_SHORT PROBLEM_.
Find every line in the records below that holds the word "cloud" and copy it.

___ DATA SECTION

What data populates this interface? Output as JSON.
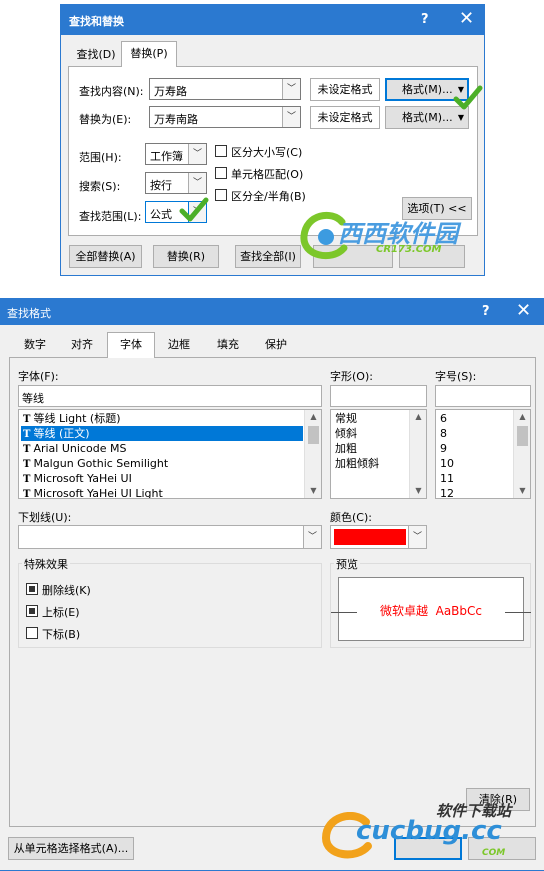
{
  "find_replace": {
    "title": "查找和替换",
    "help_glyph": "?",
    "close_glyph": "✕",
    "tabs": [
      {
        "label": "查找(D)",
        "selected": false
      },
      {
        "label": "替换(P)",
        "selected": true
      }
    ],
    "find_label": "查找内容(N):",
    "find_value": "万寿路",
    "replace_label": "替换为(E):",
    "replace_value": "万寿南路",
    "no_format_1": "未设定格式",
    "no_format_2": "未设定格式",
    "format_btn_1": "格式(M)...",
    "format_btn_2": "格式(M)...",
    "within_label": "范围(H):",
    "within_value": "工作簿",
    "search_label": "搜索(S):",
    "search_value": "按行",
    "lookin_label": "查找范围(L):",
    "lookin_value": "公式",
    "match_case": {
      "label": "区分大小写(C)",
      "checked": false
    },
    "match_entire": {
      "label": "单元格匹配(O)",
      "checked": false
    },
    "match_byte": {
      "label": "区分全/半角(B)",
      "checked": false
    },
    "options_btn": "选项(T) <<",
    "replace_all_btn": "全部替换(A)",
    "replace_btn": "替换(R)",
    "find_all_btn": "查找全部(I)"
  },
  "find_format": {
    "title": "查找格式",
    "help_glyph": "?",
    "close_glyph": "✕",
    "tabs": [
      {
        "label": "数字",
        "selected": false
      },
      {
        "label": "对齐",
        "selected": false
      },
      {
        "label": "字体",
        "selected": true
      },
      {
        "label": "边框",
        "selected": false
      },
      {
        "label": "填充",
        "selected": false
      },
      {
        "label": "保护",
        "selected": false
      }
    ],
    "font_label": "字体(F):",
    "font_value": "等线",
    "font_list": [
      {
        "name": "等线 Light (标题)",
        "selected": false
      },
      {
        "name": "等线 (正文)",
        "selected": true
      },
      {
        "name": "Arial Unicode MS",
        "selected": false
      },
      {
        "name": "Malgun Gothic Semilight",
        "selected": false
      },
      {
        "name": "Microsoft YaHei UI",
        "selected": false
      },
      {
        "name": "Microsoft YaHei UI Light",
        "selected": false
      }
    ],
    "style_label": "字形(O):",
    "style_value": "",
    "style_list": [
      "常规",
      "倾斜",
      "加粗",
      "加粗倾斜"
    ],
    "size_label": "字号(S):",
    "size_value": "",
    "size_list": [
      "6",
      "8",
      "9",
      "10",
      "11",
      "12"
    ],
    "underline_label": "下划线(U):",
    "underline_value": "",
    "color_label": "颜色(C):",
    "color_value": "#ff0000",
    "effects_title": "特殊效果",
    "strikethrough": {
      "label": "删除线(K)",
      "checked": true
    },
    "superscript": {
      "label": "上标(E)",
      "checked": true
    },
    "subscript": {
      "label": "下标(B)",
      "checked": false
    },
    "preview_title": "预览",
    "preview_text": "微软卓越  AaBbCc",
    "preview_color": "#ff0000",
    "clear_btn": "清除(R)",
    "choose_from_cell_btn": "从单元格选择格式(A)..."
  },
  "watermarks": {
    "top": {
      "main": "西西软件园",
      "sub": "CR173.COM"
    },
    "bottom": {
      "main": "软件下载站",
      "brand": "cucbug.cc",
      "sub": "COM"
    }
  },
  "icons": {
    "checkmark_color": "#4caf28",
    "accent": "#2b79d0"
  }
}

______
___ DATA SECTION

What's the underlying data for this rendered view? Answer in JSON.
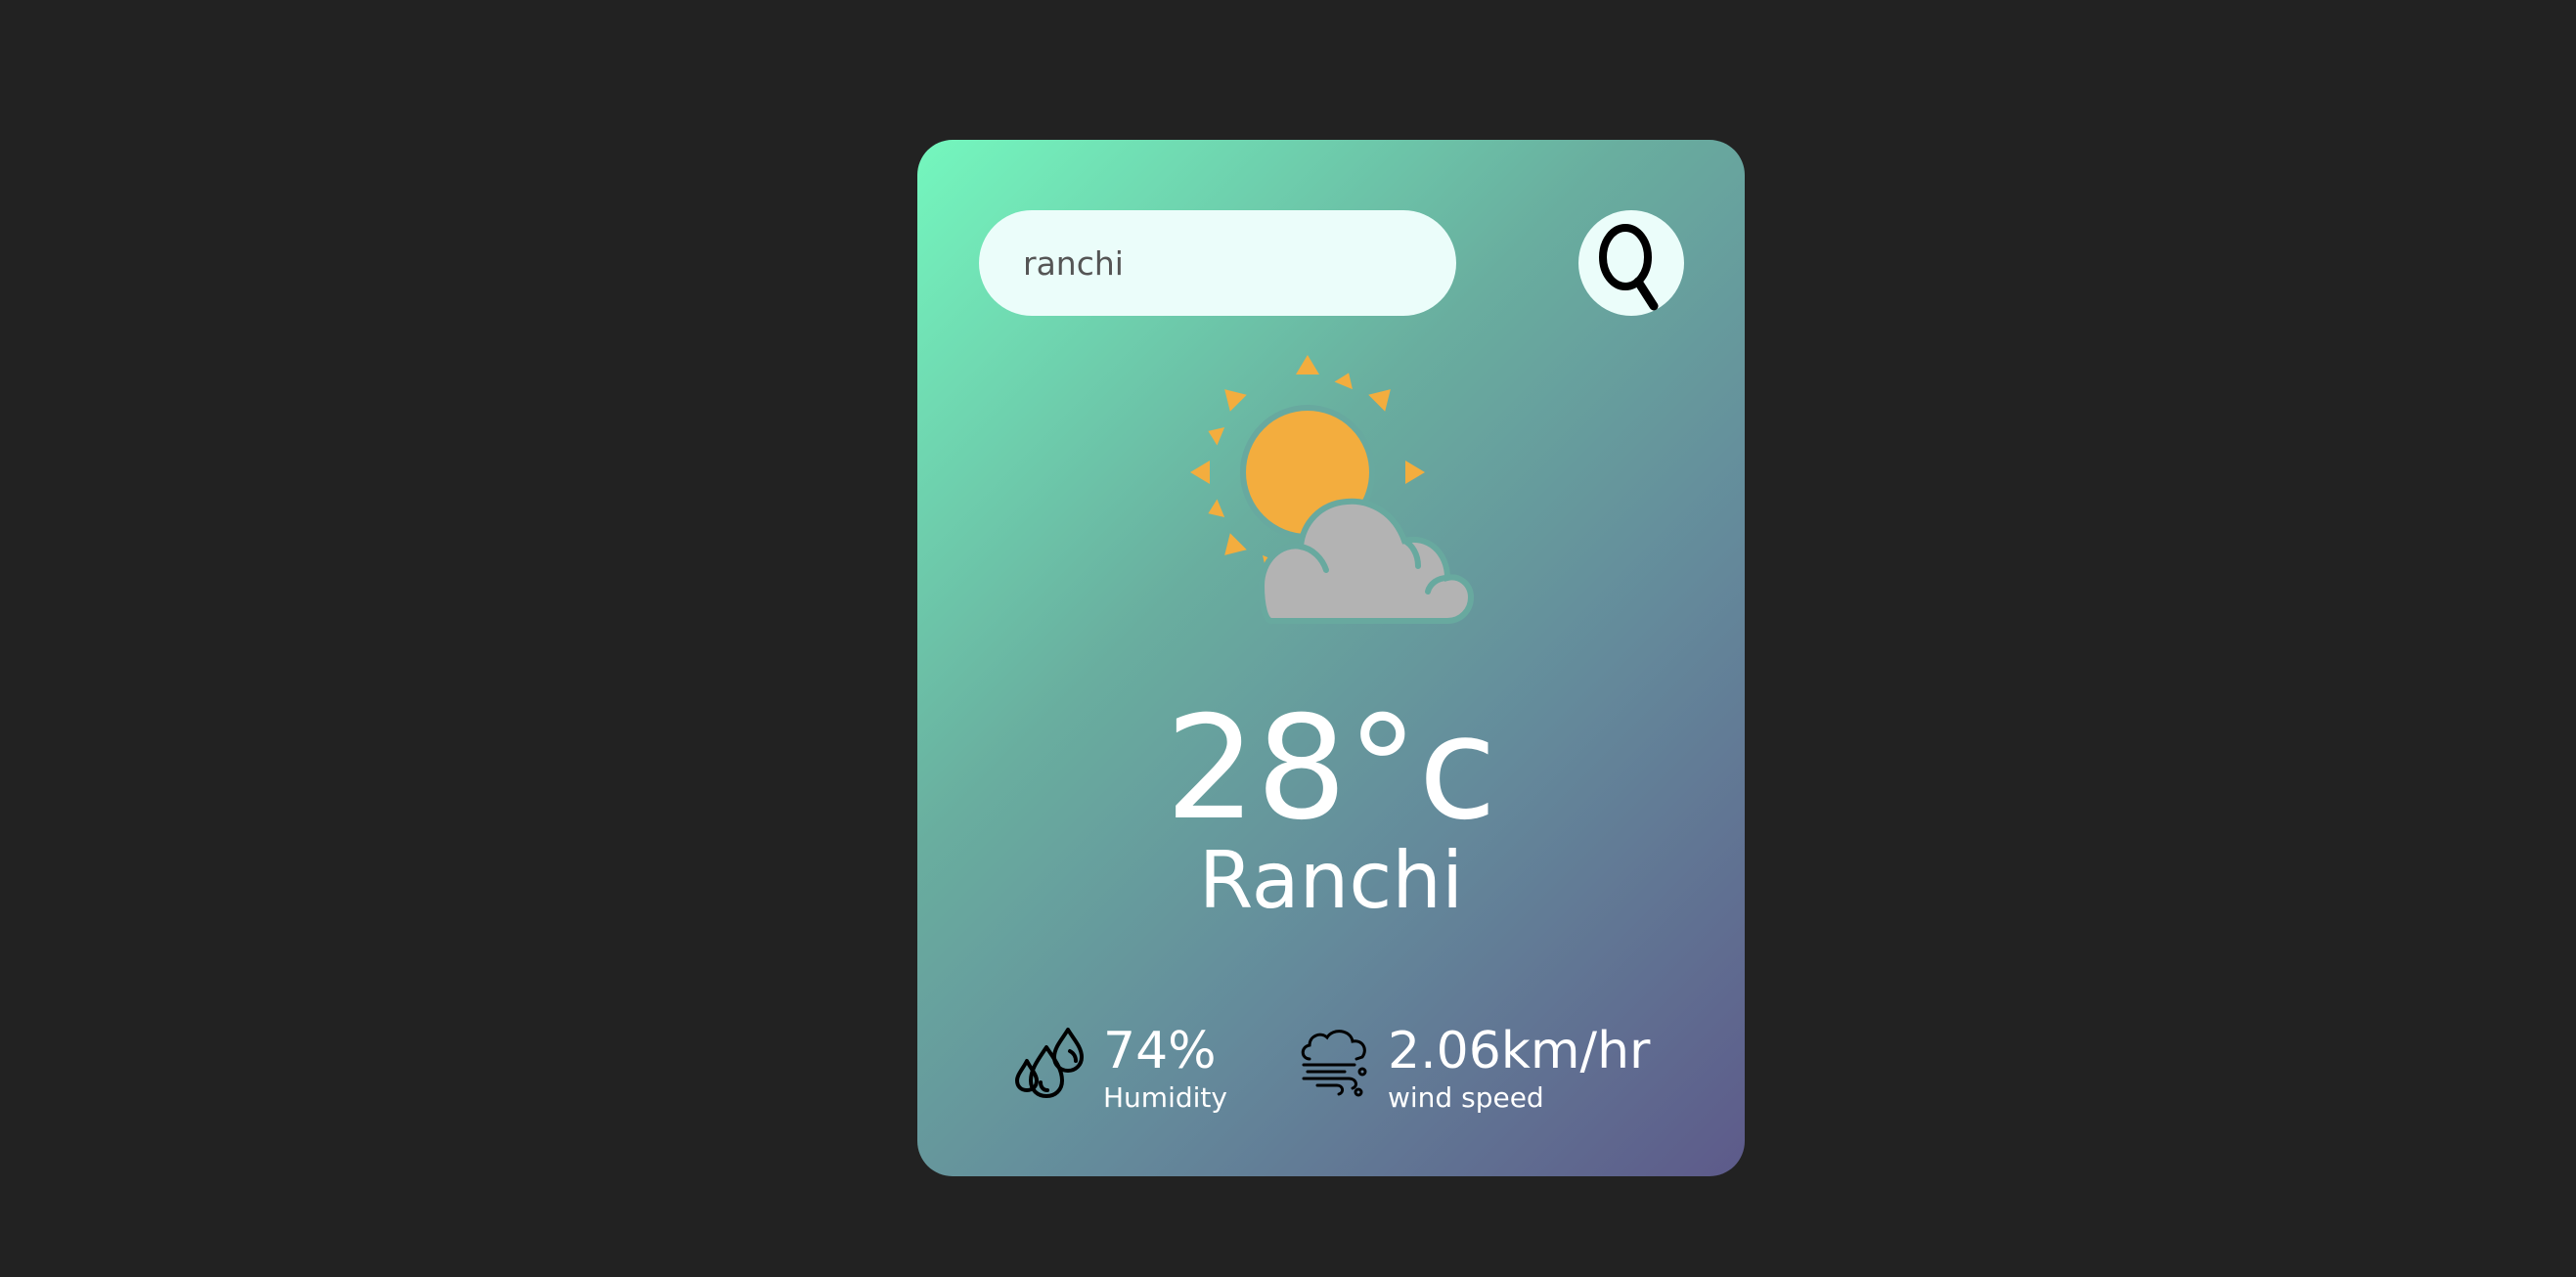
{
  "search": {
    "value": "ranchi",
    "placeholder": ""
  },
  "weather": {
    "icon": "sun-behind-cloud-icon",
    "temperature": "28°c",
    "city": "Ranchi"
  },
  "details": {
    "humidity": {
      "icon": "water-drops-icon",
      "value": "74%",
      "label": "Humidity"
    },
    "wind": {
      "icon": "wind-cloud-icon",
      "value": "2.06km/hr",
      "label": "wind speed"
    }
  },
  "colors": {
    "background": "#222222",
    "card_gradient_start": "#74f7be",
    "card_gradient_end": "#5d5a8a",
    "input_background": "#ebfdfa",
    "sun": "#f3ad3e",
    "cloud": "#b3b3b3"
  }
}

______

_TASK OUTPUT_.
    "icon": "sun-behind-cloud-icon",
      "icon": "wind-cloud-icon",
    "cloud": "#b3b3b3"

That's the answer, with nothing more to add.